Chapter 5: Sampling & The Central Limit Theorem

5.1 Why We Sample

In an ideal world, we would examine every single member of the population we are studying. This complete examination is called a census. In reality, a census is almost always impractical — it costs too much money, takes too much time, and in some cases is physically impossible. This is why we sample: we select a subset of the population and use it to draw conclusions about the whole.

Understanding the distinction between populations and samples is critical because it affects the formulas we use, the conclusions we can draw, and the uncertainty inherent in our results.

Key Terminology

Population: The entire group of individuals or observations you want to study. It could be all customers, all products, or all transactions.
Parameter: A numerical summary that describes the population (e.g., the true population mean μ). Parameters are typically unknown and are what we are trying to estimate.
Sample: A subset of the population that we actually collect data from.
Statistic: A numerical summary calculated from the sample (e.g., the sample mean x). Statistics are used to estimate the corresponding population parameters.

The quality of our estimate depends entirely on how well our sample represents the population. A biased or too-small sample leads to unreliable conclusions. The science of sampling is about making this representation as accurate and efficient as possible.

🏪 LakeFront Retail Co.

LakeFront Retail Co. processes approximately 50,000 transactions per month across all stores. Management wants to estimate the average transaction value, but reviewing every single transaction would be extremely time-consuming. Instead, they decide to draw a random sample of transactions and use the sample mean to estimate the population mean.

✓ Check Your Understanding

A sample statistic is used to estimate a:

A) Sample

B) Population parameter

C) Census

D) Z-score

5.2 Sampling Methods

Not all samples are created equal. The method used to select the sample determines whether the results can be generalized to the population. The gold standard is probability sampling, where every member of the population has a known, non-zero chance of being selected.

Simple Random Sampling

Every member of the population has an equal probability of being selected. This is the most basic probability sampling method and the foundation for all statistical theory. In practice, you assign each member a number and use a random number generator to pick your sample.

Systematic Sampling

Select every kth member from the population after a random starting point. For example, if you want a sample of 100 from a population of 5,000, you would select every 50th transaction starting from a randomly chosen position. Systematic sampling is faster than simple random sampling but can produce biased results if the population has a hidden pattern that aligns with the sampling interval.

Stratified Sampling

Divide the population into strata (subgroups) based on a shared characteristic, then take a random sample from each stratum. This ensures every important subgroup is represented. Stratified sampling typically produces more precise estimates than simple random sampling because it controls for known sources of variation.
################
**WHAT IS ASKED**
1. In the sampling chapter, what is the complete examination of every member of a population called?
2. Update the records: begin at the line that has "Give me the" and stop after the line that has "data-point [415,108,418,111]", changing "identity-line" to "reference-line" and keeping everything else the same. Give only those lines, and leave out the picture.

**INPUT ROWS**
################
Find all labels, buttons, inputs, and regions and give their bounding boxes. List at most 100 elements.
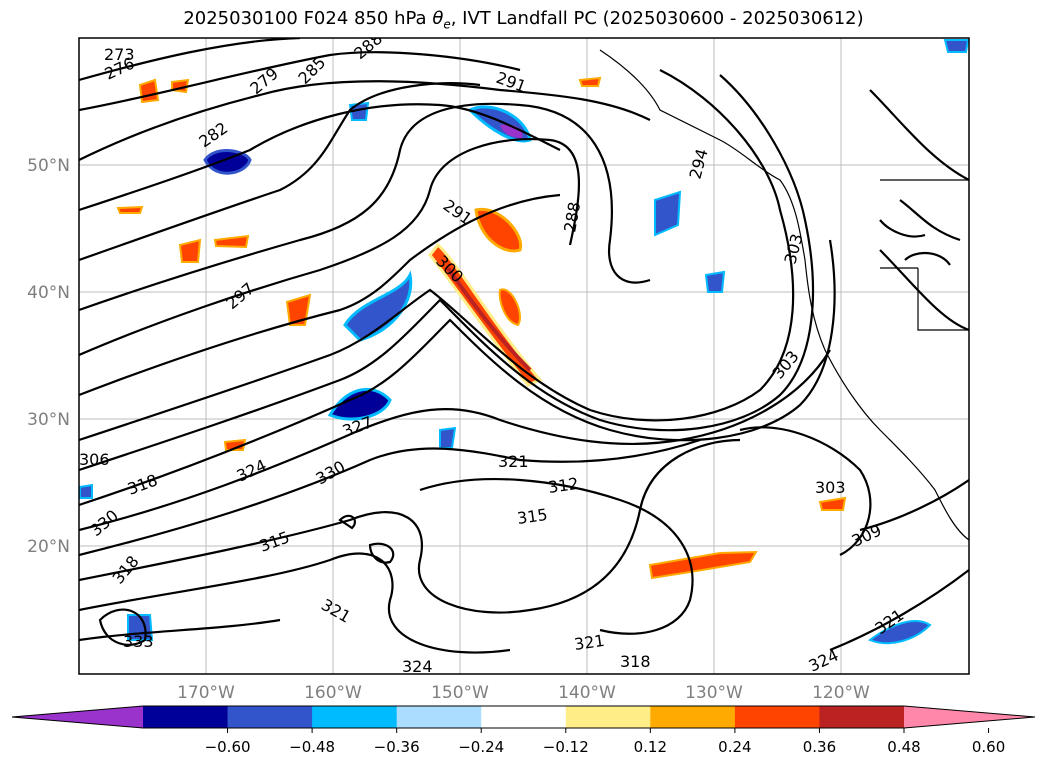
################
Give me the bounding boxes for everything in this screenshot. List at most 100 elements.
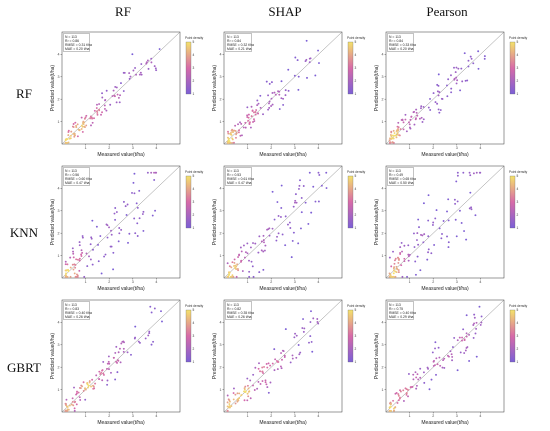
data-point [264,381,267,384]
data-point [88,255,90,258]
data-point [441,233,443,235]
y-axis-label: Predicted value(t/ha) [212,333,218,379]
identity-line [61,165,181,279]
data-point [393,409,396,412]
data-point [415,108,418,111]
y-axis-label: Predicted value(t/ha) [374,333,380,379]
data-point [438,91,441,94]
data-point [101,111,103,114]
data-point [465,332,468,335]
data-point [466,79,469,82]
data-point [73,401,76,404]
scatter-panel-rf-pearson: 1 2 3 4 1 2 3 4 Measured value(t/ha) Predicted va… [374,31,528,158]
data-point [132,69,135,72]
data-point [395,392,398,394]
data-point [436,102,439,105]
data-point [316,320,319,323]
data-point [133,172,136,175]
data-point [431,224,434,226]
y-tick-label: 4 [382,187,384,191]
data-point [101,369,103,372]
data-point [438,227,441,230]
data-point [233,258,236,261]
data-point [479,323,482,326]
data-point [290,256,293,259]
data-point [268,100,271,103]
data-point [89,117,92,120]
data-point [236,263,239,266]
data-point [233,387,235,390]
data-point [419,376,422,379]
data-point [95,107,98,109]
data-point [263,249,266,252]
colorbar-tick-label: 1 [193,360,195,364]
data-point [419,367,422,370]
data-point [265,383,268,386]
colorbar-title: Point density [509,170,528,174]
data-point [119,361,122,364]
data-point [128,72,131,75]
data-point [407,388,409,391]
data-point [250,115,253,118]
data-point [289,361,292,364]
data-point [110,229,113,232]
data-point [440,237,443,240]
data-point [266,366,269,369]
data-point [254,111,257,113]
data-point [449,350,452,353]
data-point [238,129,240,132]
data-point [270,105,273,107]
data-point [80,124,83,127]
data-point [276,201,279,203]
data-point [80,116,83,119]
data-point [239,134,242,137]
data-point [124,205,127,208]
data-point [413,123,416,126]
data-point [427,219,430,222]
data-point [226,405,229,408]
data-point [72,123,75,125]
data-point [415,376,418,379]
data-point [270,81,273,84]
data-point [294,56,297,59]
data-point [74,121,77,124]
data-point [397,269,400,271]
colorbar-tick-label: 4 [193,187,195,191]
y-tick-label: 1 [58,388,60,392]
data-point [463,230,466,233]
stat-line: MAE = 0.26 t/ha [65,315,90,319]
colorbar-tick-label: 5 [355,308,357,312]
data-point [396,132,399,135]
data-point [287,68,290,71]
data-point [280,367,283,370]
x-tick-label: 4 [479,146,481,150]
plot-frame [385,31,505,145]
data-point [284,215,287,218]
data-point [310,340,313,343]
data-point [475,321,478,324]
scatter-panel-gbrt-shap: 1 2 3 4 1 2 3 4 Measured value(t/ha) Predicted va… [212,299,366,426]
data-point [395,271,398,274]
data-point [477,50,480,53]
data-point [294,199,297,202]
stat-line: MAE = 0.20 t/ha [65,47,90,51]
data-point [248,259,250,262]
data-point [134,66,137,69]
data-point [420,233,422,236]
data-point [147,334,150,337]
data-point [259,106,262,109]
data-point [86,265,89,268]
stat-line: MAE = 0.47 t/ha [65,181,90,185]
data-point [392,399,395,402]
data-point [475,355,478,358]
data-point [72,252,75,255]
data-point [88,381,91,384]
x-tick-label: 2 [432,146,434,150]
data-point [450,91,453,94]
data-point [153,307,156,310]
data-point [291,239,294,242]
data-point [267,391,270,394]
################
**SOLVED TASKS**
1. A census.

2.
Give me the bounding boxes for everything in this screenshot. List at most 100 elements.
data-point [264,381,267,384]
data-point [88,255,90,258]
data-point [441,233,443,235]
y-axis-label: Predicted value(t/ha) [212,333,218,379]
reference-line [61,165,181,279]
data-point [393,409,396,412]
data-point [415,108,418,111]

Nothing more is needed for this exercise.